What needs to be done
Quote all of the data exactly as given. Skip every picture it contains.

Stored data
↓↓↓

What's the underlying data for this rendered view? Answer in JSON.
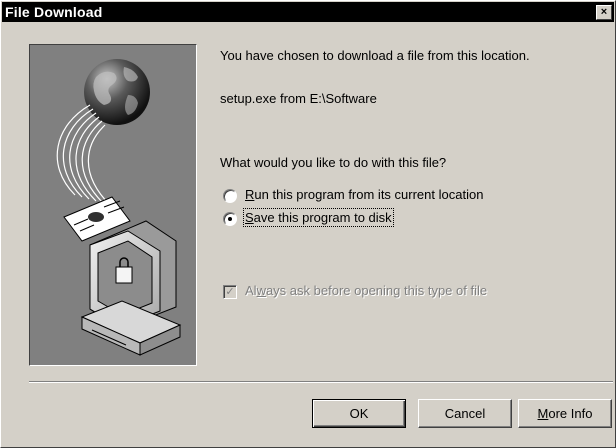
{
  "window": {
    "title": "File Download",
    "close_glyph": "×"
  },
  "illustration": {
    "icons": [
      "globe-icon",
      "document-icon",
      "computer-icon"
    ]
  },
  "message": {
    "intro": "You have chosen to download a file from this location.",
    "source": "setup.exe from E:\\Software",
    "question": "What would you like to do with this file?"
  },
  "options": {
    "run": {
      "accel": "R",
      "rest": "un this program from its current location",
      "selected": false
    },
    "save": {
      "accel": "S",
      "rest": "ave this program to disk",
      "selected": true
    }
  },
  "always_ask": {
    "pre": "Al",
    "accel": "w",
    "rest": "ays ask before opening this type of file",
    "checked": true,
    "enabled": false
  },
  "buttons": {
    "ok": "OK",
    "cancel": "Cancel",
    "more_info_accel": "M",
    "more_info_rest": "ore Info"
  }
}
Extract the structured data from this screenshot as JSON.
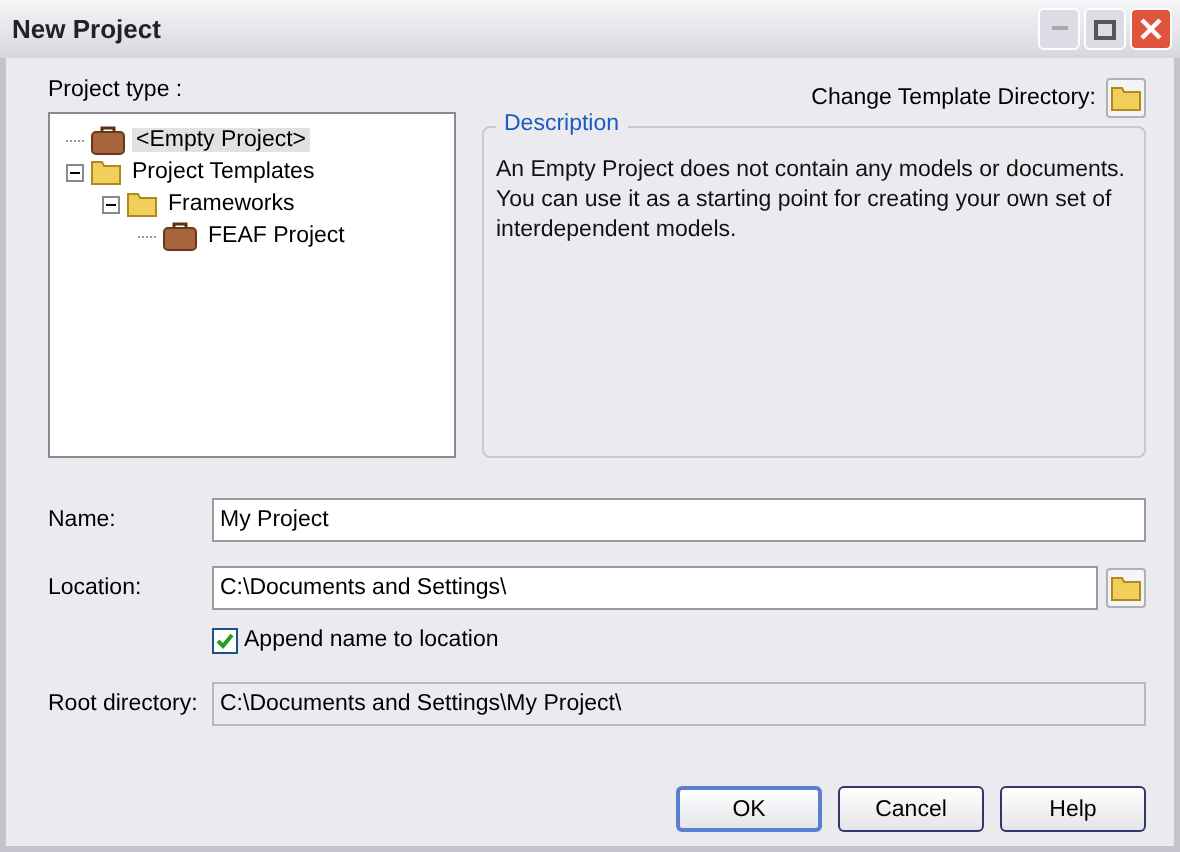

↑↑↑

Result of this exercise
What's the underlying data for this rendered view? Answer in JSON.
{
  "window": {
    "title": "File Download",
    "close_glyph": "×"
  },
  "illustration": {
    "icons": [
      "globe-icon",
      "document-icon",
      "computer-icon"
    ]
  },
  "message": {
    "intro": "You have chosen to download a file from this location.",
    "source": "setup.exe from E:\\Software",
    "question": "What would you like to do with this file?"
  },
  "options": {
    "run": {
      "accel": "R",
      "rest": "un this program from its current location",
      "selected": false
    },
    "save": {
      "accel": "S",
      "rest": "ave this program to disk",
      "selected": true
    }
  },
  "always_ask": {
    "pre": "Al",
    "accel": "w",
    "rest": "ays ask before opening this type of file",
    "checked": true,
    "enabled": false
  },
  "buttons": {
    "ok": "OK",
    "cancel": "Cancel",
    "more_info_accel": "M",
    "more_info_rest": "ore Info"
  }
}
Extract the structured data from this screenshot as JSON.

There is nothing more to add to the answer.